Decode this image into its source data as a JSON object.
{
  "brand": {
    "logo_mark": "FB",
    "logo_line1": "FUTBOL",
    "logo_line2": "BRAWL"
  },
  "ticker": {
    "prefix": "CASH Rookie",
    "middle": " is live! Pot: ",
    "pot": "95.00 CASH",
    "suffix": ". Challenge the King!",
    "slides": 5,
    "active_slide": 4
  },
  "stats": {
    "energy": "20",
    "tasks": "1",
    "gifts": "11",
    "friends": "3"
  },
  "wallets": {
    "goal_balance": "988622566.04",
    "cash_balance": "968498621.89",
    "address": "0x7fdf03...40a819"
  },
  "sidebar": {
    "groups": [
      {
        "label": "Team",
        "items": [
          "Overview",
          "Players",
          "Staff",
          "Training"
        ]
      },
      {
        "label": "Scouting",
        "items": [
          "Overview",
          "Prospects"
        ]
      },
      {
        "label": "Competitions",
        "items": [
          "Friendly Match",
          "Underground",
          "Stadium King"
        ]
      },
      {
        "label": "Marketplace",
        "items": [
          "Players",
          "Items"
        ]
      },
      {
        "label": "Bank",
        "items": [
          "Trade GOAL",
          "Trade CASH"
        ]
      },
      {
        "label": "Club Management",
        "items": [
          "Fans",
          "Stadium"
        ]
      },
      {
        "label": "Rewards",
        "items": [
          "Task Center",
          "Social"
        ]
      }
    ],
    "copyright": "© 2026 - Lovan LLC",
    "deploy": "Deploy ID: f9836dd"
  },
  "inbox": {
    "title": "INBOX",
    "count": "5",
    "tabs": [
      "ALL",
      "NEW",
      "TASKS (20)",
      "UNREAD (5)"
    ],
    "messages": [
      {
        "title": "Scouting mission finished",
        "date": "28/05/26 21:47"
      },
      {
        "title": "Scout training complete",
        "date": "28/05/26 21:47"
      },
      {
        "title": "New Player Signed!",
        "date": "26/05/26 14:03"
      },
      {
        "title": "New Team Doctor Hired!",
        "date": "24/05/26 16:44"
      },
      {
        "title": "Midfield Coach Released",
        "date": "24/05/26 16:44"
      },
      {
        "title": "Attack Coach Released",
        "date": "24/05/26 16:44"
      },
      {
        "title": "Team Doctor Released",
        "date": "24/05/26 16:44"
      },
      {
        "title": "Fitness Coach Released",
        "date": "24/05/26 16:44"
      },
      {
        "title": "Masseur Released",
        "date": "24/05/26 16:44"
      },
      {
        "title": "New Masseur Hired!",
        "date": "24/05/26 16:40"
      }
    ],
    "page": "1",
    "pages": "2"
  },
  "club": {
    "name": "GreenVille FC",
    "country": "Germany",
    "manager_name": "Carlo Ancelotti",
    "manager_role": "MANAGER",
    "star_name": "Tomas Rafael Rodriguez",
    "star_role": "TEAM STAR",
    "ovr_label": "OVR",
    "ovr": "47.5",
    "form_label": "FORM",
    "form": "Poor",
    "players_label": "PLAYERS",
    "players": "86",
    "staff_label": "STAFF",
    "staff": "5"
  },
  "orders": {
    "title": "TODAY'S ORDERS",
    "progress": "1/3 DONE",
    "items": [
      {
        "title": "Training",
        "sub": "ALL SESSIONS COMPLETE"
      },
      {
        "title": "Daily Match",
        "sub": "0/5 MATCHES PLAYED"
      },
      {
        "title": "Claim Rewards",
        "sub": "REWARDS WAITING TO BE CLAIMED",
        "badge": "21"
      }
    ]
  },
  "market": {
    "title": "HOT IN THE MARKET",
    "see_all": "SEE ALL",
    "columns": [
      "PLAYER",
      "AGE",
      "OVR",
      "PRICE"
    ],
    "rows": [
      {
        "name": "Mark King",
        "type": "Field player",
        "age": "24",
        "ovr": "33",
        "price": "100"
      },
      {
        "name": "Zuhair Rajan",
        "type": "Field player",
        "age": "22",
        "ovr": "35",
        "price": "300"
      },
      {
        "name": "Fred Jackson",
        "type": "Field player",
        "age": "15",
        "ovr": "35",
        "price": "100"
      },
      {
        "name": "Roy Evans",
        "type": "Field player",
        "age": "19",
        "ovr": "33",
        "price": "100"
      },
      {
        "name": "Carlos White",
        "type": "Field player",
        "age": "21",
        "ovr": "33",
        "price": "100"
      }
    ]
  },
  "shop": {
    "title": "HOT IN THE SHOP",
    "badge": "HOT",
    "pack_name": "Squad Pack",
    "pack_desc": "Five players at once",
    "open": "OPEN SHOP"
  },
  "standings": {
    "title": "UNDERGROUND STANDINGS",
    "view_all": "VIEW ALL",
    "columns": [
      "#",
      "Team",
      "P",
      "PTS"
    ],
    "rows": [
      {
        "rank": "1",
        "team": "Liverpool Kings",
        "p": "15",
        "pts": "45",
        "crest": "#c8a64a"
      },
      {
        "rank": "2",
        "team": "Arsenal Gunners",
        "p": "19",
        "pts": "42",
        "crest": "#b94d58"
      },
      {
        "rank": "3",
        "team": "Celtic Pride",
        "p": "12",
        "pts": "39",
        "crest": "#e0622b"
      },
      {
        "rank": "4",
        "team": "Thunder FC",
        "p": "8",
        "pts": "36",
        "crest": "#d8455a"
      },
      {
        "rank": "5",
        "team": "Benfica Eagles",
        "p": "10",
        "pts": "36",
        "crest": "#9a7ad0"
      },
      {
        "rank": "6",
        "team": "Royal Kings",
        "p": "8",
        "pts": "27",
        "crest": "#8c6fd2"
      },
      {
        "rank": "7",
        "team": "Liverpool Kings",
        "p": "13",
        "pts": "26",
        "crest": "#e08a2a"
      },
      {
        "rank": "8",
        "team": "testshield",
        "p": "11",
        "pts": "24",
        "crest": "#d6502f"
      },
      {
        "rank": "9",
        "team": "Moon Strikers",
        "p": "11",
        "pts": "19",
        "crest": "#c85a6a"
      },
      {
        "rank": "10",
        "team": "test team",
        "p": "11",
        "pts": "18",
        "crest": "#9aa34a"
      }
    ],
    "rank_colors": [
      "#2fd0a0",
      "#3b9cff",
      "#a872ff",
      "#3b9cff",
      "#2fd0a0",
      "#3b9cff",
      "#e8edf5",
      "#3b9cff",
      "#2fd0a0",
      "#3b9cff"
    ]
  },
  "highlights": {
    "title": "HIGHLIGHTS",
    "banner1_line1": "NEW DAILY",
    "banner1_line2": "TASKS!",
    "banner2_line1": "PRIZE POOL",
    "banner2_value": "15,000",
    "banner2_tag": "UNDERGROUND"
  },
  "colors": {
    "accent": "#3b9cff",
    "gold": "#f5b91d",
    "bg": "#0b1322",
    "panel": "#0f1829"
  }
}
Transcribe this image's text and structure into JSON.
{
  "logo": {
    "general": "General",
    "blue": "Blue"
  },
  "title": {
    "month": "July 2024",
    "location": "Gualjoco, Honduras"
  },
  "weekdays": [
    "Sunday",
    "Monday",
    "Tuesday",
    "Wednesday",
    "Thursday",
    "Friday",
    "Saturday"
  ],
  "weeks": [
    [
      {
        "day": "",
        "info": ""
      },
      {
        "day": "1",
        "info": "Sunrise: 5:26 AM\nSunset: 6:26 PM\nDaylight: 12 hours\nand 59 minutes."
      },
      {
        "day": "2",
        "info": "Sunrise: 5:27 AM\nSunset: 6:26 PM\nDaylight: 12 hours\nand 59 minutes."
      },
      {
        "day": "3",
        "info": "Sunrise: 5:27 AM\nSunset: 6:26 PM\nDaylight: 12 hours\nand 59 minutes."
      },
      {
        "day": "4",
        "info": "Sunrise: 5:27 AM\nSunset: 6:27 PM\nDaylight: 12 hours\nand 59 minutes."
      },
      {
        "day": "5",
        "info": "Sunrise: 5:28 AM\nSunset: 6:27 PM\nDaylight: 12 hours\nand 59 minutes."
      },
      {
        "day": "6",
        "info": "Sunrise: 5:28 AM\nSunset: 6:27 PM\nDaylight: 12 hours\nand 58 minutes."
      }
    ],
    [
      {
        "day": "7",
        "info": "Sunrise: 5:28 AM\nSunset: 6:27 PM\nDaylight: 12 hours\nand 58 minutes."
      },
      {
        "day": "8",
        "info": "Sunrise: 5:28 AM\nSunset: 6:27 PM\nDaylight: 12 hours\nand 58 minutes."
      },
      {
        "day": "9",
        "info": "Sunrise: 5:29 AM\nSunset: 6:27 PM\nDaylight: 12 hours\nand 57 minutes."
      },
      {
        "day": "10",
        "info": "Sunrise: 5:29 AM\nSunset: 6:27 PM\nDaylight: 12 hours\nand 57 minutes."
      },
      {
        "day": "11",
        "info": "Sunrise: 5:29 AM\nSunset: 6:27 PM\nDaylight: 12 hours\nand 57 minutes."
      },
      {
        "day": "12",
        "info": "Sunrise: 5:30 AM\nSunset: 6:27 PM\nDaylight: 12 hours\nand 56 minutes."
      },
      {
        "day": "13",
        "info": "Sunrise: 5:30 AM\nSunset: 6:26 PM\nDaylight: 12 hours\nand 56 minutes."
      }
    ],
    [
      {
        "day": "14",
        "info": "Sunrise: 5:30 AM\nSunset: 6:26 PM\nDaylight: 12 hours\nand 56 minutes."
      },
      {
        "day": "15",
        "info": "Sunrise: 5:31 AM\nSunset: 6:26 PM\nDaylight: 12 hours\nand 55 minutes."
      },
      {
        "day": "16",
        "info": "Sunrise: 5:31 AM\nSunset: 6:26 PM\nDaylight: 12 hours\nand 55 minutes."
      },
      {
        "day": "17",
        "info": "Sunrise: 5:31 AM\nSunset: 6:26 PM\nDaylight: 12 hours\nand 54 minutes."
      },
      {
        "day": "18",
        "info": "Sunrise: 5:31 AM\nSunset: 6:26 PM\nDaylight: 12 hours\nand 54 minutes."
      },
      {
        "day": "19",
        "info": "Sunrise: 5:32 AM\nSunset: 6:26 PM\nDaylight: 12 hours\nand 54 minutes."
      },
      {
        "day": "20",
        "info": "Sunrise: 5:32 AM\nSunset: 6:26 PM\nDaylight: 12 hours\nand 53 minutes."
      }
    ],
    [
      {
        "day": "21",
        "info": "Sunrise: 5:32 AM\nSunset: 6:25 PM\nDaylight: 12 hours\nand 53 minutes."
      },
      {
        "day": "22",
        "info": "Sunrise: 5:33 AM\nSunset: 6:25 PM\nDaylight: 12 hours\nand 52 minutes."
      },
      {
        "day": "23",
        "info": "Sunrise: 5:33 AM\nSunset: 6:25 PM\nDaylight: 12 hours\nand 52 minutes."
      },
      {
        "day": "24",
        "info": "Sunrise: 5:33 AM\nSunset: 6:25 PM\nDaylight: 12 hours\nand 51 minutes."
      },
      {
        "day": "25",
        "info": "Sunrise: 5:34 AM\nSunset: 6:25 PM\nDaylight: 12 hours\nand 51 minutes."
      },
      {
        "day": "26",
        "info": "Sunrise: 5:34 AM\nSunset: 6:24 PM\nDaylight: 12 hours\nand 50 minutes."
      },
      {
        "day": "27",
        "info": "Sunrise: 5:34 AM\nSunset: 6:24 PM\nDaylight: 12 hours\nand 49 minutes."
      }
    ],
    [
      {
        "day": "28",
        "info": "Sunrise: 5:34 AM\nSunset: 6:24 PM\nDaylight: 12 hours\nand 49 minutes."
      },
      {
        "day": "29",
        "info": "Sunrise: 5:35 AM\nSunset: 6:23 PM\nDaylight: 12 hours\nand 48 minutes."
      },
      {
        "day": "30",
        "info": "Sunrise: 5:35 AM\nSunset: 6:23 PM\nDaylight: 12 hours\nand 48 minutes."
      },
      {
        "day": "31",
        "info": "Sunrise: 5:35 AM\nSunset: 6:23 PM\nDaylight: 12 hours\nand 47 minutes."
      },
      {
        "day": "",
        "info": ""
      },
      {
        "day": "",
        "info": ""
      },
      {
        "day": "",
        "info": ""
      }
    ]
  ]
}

## What this task involves
In the records above, how many lines contain the string "Masseur"? State that number only.

## Result of the exercise
2